» **Material provided**:
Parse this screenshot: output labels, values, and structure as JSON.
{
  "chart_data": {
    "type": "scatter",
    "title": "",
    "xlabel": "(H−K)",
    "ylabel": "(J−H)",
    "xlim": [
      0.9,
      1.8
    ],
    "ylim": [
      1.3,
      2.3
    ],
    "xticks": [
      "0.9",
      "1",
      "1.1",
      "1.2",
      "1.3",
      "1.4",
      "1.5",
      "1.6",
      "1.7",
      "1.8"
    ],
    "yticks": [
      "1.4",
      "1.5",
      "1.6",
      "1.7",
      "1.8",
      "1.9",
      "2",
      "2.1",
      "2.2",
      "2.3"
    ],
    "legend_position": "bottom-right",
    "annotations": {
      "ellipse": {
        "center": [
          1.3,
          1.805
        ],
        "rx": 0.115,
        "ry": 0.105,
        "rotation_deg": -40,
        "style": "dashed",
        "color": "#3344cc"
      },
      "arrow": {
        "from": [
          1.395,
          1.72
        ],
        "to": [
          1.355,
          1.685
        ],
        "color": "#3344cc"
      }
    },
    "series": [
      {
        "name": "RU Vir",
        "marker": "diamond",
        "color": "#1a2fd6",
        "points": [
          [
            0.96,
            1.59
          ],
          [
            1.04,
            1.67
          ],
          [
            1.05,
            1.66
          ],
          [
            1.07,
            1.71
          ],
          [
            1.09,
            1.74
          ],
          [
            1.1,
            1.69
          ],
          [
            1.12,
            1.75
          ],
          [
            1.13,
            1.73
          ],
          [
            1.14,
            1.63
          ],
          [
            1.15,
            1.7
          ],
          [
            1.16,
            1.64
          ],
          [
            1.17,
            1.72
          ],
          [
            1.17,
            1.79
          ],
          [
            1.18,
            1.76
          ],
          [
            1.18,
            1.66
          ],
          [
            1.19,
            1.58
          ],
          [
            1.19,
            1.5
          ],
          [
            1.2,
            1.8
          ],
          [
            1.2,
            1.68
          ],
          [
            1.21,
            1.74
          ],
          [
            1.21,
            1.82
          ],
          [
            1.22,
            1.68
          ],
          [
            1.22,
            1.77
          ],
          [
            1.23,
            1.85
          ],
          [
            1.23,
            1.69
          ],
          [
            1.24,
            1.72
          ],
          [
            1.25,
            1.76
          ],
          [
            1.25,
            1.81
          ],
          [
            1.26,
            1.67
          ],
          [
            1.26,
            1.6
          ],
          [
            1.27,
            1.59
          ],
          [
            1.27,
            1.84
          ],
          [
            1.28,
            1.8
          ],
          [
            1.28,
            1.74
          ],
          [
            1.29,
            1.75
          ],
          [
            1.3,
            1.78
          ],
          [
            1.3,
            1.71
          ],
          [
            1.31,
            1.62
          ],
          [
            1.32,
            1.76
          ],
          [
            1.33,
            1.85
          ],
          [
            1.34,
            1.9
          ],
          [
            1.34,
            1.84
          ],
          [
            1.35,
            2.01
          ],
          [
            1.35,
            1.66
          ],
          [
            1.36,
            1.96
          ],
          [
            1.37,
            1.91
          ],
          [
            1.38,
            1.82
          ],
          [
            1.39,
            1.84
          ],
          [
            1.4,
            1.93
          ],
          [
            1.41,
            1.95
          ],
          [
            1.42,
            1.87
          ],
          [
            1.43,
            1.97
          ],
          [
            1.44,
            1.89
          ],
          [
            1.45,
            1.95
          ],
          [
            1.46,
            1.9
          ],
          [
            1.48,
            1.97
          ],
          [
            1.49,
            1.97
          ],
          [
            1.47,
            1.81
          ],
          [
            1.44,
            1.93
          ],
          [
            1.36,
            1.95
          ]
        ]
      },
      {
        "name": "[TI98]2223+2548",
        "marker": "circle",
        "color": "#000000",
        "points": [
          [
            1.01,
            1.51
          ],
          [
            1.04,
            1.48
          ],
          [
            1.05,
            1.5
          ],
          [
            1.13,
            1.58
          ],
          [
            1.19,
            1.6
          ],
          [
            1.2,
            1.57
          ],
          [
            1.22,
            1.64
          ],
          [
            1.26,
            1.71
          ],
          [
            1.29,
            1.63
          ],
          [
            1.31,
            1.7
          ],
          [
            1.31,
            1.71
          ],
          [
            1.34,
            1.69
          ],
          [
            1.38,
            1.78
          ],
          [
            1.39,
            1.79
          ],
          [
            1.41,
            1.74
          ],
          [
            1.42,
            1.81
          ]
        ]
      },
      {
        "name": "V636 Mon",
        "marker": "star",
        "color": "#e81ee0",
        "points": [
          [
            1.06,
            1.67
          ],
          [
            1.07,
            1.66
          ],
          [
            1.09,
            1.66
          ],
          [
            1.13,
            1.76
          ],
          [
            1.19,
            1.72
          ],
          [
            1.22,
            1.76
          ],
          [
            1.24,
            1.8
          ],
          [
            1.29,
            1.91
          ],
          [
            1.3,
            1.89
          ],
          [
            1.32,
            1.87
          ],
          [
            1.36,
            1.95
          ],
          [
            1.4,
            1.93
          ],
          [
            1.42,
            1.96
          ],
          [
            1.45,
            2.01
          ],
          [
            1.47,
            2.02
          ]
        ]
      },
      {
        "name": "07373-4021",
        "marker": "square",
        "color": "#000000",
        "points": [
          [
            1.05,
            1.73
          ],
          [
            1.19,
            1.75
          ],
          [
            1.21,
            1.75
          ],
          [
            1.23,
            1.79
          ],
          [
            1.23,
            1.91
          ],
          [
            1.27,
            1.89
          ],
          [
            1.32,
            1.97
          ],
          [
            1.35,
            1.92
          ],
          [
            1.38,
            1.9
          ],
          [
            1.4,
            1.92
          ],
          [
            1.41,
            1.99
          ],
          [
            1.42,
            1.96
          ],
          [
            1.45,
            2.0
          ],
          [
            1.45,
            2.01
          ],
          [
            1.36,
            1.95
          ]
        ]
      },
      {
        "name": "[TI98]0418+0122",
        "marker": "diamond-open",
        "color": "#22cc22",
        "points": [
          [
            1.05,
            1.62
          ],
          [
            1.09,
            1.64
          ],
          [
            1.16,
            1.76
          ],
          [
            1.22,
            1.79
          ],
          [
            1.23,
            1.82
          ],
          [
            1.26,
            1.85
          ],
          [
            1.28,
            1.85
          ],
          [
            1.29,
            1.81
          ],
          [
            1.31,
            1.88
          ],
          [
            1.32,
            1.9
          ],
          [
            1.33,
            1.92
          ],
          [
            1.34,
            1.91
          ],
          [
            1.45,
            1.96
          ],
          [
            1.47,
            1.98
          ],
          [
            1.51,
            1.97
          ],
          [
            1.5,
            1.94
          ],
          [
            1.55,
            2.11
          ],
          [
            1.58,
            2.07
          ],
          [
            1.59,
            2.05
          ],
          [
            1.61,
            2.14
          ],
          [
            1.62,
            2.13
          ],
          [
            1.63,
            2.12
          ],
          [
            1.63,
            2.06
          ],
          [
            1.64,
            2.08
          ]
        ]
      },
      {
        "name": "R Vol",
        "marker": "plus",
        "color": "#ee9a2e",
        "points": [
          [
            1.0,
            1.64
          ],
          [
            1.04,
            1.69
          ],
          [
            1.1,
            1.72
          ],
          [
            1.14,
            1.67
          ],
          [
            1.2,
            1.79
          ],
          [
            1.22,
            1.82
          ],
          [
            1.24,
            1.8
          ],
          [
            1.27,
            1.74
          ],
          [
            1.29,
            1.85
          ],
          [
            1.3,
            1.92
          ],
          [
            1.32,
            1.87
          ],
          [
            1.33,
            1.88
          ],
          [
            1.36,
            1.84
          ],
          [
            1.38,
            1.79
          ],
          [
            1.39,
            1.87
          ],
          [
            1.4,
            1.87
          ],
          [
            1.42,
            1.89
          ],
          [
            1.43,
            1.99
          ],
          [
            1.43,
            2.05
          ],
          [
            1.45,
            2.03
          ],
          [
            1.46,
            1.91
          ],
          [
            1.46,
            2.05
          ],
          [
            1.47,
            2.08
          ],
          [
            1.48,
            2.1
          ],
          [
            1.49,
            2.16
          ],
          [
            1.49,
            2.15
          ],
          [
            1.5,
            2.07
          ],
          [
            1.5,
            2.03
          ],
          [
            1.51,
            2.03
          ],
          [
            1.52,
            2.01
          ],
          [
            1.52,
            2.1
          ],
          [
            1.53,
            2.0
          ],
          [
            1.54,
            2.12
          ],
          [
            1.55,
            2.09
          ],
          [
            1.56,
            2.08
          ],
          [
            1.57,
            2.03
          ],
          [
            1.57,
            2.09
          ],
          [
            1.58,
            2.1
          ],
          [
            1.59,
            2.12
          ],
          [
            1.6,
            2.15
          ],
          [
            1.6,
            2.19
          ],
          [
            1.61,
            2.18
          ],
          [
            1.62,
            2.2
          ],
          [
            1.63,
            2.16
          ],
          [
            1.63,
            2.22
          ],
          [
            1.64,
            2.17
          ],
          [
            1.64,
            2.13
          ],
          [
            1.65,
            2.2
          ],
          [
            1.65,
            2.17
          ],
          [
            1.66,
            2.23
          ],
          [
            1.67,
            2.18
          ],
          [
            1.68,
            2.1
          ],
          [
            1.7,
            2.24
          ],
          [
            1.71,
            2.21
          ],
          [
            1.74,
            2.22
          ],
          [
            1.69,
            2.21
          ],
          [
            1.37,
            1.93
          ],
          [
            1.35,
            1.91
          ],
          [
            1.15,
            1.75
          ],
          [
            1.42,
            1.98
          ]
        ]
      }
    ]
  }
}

» **Set exercise**: Pull out all lines of the data with the string "marker".

» **Solution**:
        "marker": "diamond",
        "marker": "circle",
        "marker": "star",
        "marker": "square",
        "marker": "diamond-open",
        "marker": "plus",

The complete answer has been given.